• Your goal: Reproduce the records below in full and without edits, omitting images.

• Information provided:

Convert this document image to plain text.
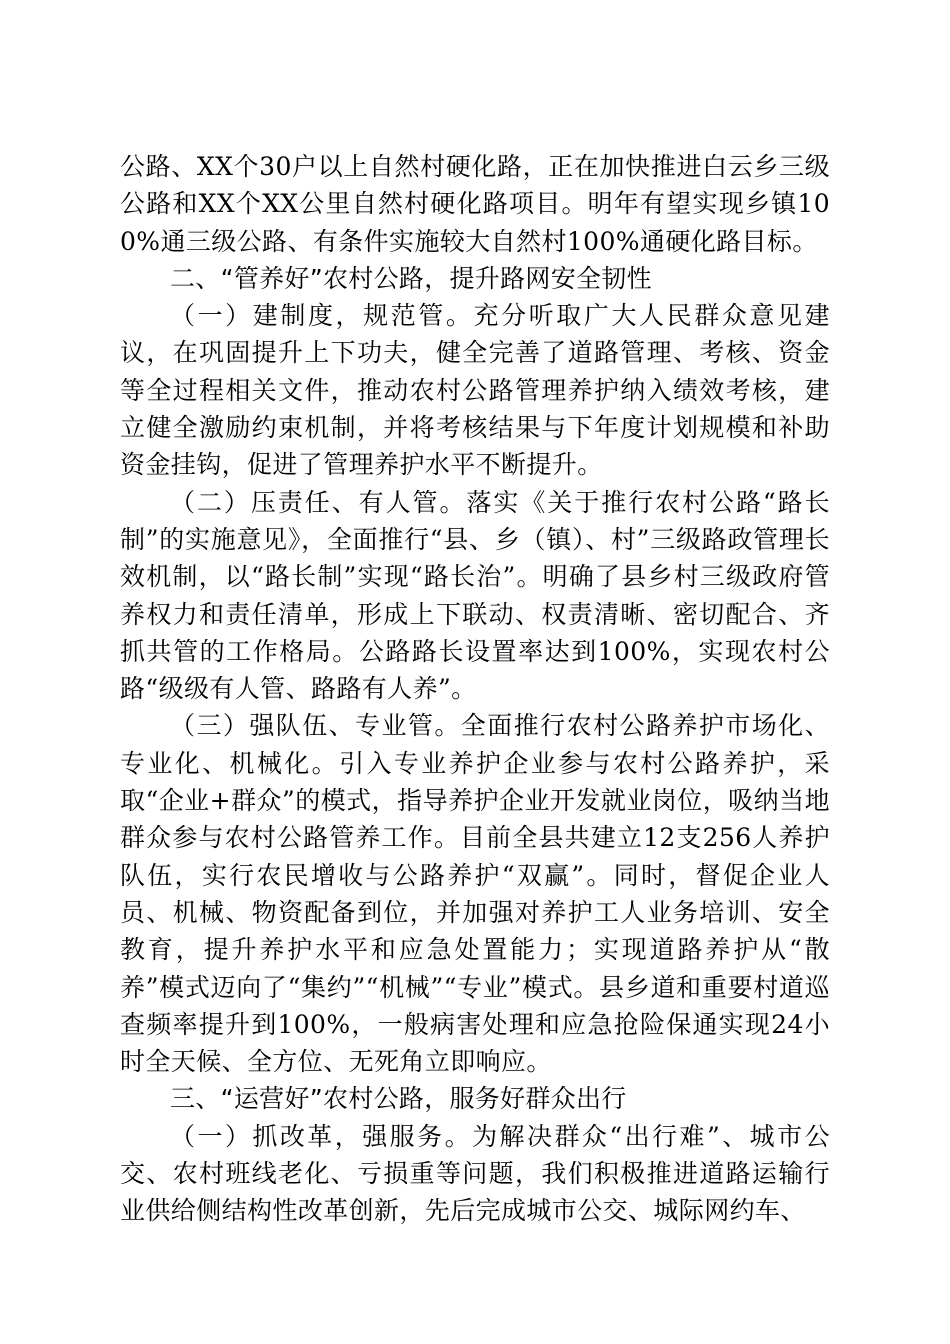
公路、XX个30户以上自然村硬化路，正在加快推进白云乡三级公路和XX个XX公里自然村硬化路项目。明年有望实现乡镇100%通三级公路、有条件实施较大自然村100%通硬化路目标。

二、“管养好”农村公路，提升路网安全韧性

（一）建制度，规范管。充分听取广大人民群众意见建议，在巩固提升上下功夫，健全完善了道路管理、考核、资金等全过程相关文件，推动农村公路管理养护纳入绩效考核，建立健全激励约束机制，并将考核结果与下年度计划规模和补助资金挂钩，促进了管理养护水平不断提升。

（二）压责任、有人管。落实《关于推行农村公路“路长制”的实施意见》，全面推行“县、乡（镇）、村”三级路政管理长效机制，以“路长制”实现“路长治”。明确了县乡村三级政府管养权力和责任清单，形成上下联动、权责清晰、密切配合、齐抓共管的工作格局。公路路长设置率达到100%，实现农村公路“级级有人管、路路有人养”。

（三）强队伍、专业管。全面推行农村公路养护市场化、专业化、机械化。引入专业养护企业参与农村公路养护，采取“企业+群众”的模式，指导养护企业开发就业岗位，吸纳当地群众参与农村公路管养工作。目前全县共建立12支256人养护队伍，实行农民增收与公路养护“双赢”。同时，督促企业人员、机械、物资配备到位，并加强对养护工人业务培训、安全教育，提升养护水平和应急处置能力；实现道路养护从“散养”模式迈向了“集约”“机械”“专业”模式。县乡道和重要村道巡查频率提升到100%，一般病害处理和应急抢险保通实现24小时全天候、全方位、无死角立即响应。

三、“运营好”农村公路，服务好群众出行

（一）抓改革，强服务。为解决群众“出行难”、城市公交、农村班线老化、亏损重等问题，我们积极推进道路运输行业供给侧结构性改革创新，先后完成城市公交、城际网约车、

• Task response:
Convert this document image to plain text.
公路、XX个30户以上自然村硬化路，正在加快推进白云乡三级公路和XX个XX公里自然村硬化路项目。明年有望实现乡镇100%通三级公路、有条件实施较大自然村100%通硬化路目标。

二、“管养好”农村公路，提升路网安全韧性

（一）建制度，规范管。充分听取广大人民群众意见建议，在巩固提升上下功夫，健全完善了道路管理、考核、资金等全过程相关文件，推动农村公路管理养护纳入绩效考核，建立健全激励约束机制，并将考核结果与下年度计划规模和补助资金挂钩，促进了管理养护水平不断提升。

（二）压责任、有人管。落实《关于推行农村公路“路长制”的实施意见》，全面推行“县、乡（镇）、村”三级路政管理长效机制，以“路长制”实现“路长治”。明确了县乡村三级政府管养权力和责任清单，形成上下联动、权责清晰、密切配合、齐抓共管的工作格局。公路路长设置率达到100%，实现农村公路“级级有人管、路路有人养”。

（三）强队伍、专业管。全面推行农村公路养护市场化、专业化、机械化。引入专业养护企业参与农村公路养护，采取“企业+群众”的模式，指导养护企业开发就业岗位，吸纳当地群众参与农村公路管养工作。目前全县共建立12支256人养护队伍，实行农民增收与公路养护“双赢”。同时，督促企业人员、机械、物资配备到位，并加强对养护工人业务培训、安全教育，提升养护水平和应急处置能力；实现道路养护从“散养”模式迈向了“集约”“机械”“专业”模式。县乡道和重要村道巡查频率提升到100%，一般病害处理和应急抢险保通实现24小时全天候、全方位、无死角立即响应。

三、“运营好”农村公路，服务好群众出行

（一）抓改革，强服务。为解决群众“出行难”、城市公交、农村班线老化、亏损重等问题，我们积极推进道路运输行业供给侧结构性改革创新，先后完成城市公交、城际网约车、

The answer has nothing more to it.